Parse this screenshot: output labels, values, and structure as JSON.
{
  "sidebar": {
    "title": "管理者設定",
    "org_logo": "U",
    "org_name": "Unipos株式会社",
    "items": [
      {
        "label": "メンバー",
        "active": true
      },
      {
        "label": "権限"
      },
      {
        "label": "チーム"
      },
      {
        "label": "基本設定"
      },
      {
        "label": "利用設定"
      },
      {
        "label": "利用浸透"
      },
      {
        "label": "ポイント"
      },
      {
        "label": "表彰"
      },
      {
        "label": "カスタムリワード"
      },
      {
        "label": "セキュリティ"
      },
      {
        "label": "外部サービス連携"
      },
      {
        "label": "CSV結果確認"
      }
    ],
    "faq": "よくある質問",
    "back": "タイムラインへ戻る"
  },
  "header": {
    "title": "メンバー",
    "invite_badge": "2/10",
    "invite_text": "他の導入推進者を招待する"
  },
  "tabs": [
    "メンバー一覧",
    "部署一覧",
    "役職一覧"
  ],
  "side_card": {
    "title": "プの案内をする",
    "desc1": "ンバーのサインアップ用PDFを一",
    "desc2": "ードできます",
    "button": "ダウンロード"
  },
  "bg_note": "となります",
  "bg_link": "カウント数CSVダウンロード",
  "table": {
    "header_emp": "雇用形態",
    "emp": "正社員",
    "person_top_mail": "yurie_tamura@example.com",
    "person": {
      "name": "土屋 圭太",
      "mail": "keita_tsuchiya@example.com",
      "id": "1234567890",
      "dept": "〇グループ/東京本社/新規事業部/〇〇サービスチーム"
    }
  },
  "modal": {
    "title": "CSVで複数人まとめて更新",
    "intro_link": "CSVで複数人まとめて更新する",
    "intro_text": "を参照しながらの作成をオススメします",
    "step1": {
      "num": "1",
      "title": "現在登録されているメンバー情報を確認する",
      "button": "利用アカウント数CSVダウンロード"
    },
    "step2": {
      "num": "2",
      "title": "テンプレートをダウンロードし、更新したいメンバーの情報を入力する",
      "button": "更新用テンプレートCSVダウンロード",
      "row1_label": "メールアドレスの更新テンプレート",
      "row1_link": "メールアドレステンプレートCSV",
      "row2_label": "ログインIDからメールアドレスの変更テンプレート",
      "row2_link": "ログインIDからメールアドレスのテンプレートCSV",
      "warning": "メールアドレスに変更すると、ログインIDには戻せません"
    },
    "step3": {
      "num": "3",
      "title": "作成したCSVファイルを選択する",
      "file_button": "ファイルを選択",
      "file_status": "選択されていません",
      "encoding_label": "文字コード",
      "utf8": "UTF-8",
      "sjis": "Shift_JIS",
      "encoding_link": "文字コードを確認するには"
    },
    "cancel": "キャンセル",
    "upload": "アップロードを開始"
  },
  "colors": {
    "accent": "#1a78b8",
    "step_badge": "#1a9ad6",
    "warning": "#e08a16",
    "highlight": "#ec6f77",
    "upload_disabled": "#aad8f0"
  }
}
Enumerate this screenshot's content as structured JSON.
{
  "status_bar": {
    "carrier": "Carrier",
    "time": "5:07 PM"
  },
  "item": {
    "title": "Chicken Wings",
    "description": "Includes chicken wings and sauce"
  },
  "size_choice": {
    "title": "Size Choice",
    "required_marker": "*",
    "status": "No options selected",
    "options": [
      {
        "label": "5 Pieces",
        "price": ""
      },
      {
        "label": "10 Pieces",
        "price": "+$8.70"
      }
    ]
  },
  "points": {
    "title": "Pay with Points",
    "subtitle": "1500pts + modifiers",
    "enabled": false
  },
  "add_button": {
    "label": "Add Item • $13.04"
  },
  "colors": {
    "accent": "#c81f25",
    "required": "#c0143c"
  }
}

**WHAT YOU SHOULD DO**
Repeat the entries shown above, every one, word for word.

**TASK ANSWER**
Parse this screenshot: output labels, values, and structure as JSON.
{
  "sidebar": {
    "title": "管理者設定",
    "org_logo": "U",
    "org_name": "Unipos株式会社",
    "items": [
      {
        "label": "メンバー",
        "active": true
      },
      {
        "label": "権限"
      },
      {
        "label": "チーム"
      },
      {
        "label": "基本設定"
      },
      {
        "label": "利用設定"
      },
      {
        "label": "利用浸透"
      },
      {
        "label": "ポイント"
      },
      {
        "label": "表彰"
      },
      {
        "label": "カスタムリワード"
      },
      {
        "label": "セキュリティ"
      },
      {
        "label": "外部サービス連携"
      },
      {
        "label": "CSV結果確認"
      }
    ],
    "faq": "よくある質問",
    "back": "タイムラインへ戻る"
  },
  "header": {
    "title": "メンバー",
    "invite_badge": "2/10",
    "invite_text": "他の導入推進者を招待する"
  },
  "tabs": [
    "メンバー一覧",
    "部署一覧",
    "役職一覧"
  ],
  "side_card": {
    "title": "プの案内をする",
    "desc1": "ンバーのサインアップ用PDFを一",
    "desc2": "ードできます",
    "button": "ダウンロード"
  },
  "bg_note": "となります",
  "bg_link": "カウント数CSVダウンロード",
  "table": {
    "header_emp": "雇用形態",
    "emp": "正社員",
    "person_top_mail": "yurie_tamura@example.com",
    "person": {
      "name": "土屋 圭太",
      "mail": "keita_tsuchiya@example.com",
      "id": "1234567890",
      "dept": "〇グループ/東京本社/新規事業部/〇〇サービスチーム"
    }
  },
  "modal": {
    "title": "CSVで複数人まとめて更新",
    "intro_link": "CSVで複数人まとめて更新する",
    "intro_text": "を参照しながらの作成をオススメします",
    "step1": {
      "num": "1",
      "title": "現在登録されているメンバー情報を確認する",
      "button": "利用アカウント数CSVダウンロード"
    },
    "step2": {
      "num": "2",
      "title": "テンプレートをダウンロードし、更新したいメンバーの情報を入力する",
      "button": "更新用テンプレートCSVダウンロード",
      "row1_label": "メールアドレスの更新テンプレート",
      "row1_link": "メールアドレステンプレートCSV",
      "row2_label": "ログインIDからメールアドレスの変更テンプレート",
      "row2_link": "ログインIDからメールアドレスのテンプレートCSV",
      "warning": "メールアドレスに変更すると、ログインIDには戻せません"
    },
    "step3": {
      "num": "3",
      "title": "作成したCSVファイルを選択する",
      "file_button": "ファイルを選択",
      "file_status": "選択されていません",
      "encoding_label": "文字コード",
      "utf8": "UTF-8",
      "sjis": "Shift_JIS",
      "encoding_link": "文字コードを確認するには"
    },
    "cancel": "キャンセル",
    "upload": "アップロードを開始"
  },
  "colors": {
    "accent": "#1a78b8",
    "step_badge": "#1a9ad6",
    "warning": "#e08a16",
    "highlight": "#ec6f77",
    "upload_disabled": "#aad8f0"
  }
}
Enumerate this screenshot's content as structured JSON.
{
  "status_bar": {
    "carrier": "Carrier",
    "time": "5:07 PM"
  },
  "item": {
    "title": "Chicken Wings",
    "description": "Includes chicken wings and sauce"
  },
  "size_choice": {
    "title": "Size Choice",
    "required_marker": "*",
    "status": "No options selected",
    "options": [
      {
        "label": "5 Pieces",
        "price": ""
      },
      {
        "label": "10 Pieces",
        "price": "+$8.70"
      }
    ]
  },
  "points": {
    "title": "Pay with Points",
    "subtitle": "1500pts + modifiers",
    "enabled": false
  },
  "add_button": {
    "label": "Add Item • $13.04"
  },
  "colors": {
    "accent": "#c81f25",
    "required": "#c0143c"
  }
}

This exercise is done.